# Entries provided start
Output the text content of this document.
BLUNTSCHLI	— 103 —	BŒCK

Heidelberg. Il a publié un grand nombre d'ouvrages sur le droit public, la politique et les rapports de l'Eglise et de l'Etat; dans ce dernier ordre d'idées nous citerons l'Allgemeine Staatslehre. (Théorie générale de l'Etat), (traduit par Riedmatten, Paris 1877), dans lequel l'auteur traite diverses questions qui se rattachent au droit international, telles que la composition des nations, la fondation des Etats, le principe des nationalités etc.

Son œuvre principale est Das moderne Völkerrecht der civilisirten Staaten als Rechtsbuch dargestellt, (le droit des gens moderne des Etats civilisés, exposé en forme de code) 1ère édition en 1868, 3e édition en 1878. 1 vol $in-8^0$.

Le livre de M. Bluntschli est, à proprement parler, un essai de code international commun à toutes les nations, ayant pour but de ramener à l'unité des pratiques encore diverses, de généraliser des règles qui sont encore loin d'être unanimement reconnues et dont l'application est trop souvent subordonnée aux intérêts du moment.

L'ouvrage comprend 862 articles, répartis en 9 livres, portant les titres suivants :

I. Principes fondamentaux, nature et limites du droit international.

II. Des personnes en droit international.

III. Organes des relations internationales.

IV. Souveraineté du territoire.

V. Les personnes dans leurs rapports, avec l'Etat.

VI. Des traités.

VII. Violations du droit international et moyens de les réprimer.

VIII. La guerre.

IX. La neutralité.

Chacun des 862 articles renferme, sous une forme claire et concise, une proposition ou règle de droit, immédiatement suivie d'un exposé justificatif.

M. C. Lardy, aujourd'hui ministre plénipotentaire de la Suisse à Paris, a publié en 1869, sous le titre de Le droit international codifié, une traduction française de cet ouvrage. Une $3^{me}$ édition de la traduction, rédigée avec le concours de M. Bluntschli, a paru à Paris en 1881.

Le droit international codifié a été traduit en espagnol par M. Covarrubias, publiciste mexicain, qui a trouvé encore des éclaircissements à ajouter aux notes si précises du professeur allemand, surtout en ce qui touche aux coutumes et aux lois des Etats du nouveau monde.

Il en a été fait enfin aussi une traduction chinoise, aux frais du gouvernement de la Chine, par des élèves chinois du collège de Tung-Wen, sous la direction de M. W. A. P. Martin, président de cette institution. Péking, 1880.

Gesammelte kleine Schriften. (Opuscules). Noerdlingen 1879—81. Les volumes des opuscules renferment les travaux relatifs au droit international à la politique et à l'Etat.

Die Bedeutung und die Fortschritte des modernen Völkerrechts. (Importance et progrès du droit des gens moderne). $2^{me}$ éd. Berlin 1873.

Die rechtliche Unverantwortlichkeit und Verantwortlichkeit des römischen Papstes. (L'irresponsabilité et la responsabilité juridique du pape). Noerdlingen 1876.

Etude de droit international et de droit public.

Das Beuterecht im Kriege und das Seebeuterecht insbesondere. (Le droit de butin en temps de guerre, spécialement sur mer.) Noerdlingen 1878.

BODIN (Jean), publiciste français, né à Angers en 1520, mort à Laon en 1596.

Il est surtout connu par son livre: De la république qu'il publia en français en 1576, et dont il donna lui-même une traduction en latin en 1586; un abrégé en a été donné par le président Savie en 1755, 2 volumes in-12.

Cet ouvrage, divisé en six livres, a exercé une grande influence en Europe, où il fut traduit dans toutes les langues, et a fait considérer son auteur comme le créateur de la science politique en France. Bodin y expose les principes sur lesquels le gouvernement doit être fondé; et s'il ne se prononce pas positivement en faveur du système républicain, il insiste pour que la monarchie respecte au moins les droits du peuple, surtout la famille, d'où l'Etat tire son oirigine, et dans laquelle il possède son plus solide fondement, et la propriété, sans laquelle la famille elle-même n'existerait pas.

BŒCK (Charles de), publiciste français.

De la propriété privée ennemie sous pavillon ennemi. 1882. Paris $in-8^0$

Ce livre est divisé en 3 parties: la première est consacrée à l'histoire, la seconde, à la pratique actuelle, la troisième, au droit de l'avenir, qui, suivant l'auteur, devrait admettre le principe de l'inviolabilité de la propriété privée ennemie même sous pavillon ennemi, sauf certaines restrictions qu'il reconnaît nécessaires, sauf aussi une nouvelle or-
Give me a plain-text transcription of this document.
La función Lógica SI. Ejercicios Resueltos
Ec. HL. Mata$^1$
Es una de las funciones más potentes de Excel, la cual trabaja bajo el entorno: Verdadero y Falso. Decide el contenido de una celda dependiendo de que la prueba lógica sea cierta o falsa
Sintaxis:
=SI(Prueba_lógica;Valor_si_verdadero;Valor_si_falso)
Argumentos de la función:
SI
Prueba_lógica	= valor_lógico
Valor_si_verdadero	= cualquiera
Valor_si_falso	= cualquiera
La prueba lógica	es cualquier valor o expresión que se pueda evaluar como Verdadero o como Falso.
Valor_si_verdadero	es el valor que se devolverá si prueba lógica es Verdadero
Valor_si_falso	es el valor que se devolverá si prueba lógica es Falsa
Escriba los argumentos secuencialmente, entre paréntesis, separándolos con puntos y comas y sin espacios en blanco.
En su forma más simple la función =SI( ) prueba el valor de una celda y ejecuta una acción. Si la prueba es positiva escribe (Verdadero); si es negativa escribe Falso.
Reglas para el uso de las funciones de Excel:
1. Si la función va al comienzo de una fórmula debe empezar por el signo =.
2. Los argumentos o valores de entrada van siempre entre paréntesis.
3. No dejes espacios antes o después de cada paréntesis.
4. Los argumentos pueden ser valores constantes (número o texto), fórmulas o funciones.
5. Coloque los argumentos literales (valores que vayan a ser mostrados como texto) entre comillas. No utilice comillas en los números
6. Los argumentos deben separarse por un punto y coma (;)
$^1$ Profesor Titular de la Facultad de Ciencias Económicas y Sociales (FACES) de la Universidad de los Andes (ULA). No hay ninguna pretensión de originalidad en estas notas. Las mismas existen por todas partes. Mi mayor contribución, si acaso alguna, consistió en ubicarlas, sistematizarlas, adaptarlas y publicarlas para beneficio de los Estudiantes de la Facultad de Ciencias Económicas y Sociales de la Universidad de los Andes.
# Entries provided end
What is asked:
Copy all lines from the material that contain "paréntesis".

Worked solution:
Escriba los argumentos secuencialmente, entre paréntesis, separándolos con puntos y comas y sin espacios en blanco.
2. Los argumentos o valores de entrada van siempre entre paréntesis.
3. No dejes espacios antes o después de cada paréntesis.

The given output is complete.